_DATA ENTRIES_:
···

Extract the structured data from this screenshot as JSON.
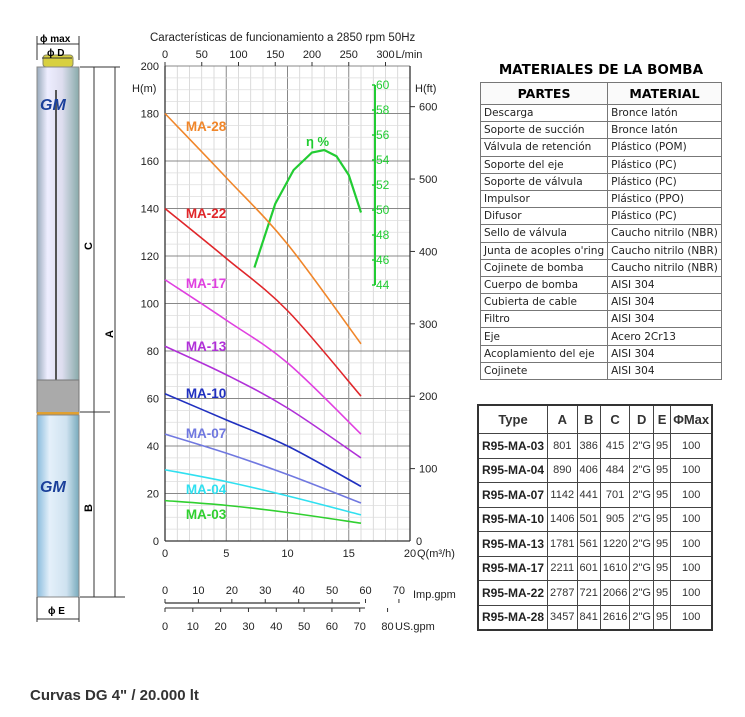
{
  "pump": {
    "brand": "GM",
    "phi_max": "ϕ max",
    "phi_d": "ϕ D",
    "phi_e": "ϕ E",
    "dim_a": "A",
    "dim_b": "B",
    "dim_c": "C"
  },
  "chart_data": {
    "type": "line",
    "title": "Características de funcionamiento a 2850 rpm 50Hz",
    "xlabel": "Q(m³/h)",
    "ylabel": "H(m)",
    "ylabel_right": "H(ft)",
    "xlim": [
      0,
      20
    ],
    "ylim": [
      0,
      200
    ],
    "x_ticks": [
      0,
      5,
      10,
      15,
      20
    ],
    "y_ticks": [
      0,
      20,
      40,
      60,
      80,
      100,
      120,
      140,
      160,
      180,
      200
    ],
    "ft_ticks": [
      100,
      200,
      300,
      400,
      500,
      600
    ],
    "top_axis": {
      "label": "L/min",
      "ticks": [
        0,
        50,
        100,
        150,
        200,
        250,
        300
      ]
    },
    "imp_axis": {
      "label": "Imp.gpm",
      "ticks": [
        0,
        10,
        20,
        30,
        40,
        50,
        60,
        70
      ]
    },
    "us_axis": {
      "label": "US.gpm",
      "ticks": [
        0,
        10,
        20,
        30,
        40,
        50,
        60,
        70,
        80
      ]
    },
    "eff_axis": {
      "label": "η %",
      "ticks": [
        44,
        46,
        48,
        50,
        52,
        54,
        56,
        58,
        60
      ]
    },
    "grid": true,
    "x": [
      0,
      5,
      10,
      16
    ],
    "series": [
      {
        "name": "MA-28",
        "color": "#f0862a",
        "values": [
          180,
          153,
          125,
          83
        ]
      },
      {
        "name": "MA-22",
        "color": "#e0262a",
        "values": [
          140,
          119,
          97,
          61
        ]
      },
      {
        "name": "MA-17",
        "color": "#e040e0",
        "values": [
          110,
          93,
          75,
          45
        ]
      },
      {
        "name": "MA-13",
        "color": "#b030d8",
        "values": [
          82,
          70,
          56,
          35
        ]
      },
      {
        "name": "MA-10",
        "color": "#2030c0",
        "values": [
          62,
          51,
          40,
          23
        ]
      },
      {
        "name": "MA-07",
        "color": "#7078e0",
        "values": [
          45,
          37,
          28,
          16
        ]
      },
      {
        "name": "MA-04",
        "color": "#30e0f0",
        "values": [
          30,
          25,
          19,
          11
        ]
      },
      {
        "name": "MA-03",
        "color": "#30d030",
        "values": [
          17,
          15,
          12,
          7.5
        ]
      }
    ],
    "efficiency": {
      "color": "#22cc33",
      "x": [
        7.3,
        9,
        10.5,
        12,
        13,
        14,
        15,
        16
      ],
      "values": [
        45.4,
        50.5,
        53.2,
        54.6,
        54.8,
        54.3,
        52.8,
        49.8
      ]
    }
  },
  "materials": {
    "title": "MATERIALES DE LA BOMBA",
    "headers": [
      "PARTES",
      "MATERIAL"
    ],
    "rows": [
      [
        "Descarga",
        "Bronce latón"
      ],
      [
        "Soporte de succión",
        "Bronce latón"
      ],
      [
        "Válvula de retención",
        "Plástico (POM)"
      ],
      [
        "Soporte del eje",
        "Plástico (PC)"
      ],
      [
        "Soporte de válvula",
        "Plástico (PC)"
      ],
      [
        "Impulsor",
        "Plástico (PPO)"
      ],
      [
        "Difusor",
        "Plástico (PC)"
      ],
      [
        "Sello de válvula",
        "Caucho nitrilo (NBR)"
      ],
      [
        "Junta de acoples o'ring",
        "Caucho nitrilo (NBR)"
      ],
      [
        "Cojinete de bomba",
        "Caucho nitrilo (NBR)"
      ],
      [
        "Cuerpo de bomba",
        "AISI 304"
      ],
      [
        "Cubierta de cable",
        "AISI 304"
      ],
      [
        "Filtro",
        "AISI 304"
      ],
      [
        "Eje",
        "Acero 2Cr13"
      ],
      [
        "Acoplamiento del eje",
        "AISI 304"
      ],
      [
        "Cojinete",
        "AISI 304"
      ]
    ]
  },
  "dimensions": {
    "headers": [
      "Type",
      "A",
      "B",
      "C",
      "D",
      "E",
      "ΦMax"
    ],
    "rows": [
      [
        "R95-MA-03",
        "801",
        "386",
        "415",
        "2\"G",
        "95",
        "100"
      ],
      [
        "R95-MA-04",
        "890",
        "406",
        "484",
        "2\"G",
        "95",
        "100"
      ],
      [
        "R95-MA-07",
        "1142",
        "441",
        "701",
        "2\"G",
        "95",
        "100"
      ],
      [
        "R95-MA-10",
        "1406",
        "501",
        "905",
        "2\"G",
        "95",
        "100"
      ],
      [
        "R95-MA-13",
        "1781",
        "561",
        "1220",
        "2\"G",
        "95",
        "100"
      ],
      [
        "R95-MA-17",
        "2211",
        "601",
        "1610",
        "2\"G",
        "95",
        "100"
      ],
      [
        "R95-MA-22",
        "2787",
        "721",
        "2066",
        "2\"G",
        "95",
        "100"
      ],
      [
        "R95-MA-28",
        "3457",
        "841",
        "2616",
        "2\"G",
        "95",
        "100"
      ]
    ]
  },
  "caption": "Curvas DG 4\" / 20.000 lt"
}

···

_EXERCISE_: Using the listing above, locate the lines that hold "color" and copy each one.

_THE COMPLETED TASK_:
        "color": "#f0862a",
        "color": "#e0262a",
        "color": "#e040e0",
        "color": "#b030d8",
        "color": "#2030c0",
        "color": "#7078e0",
        "color": "#30e0f0",
        "color": "#30d030",
      "color": "#22cc33",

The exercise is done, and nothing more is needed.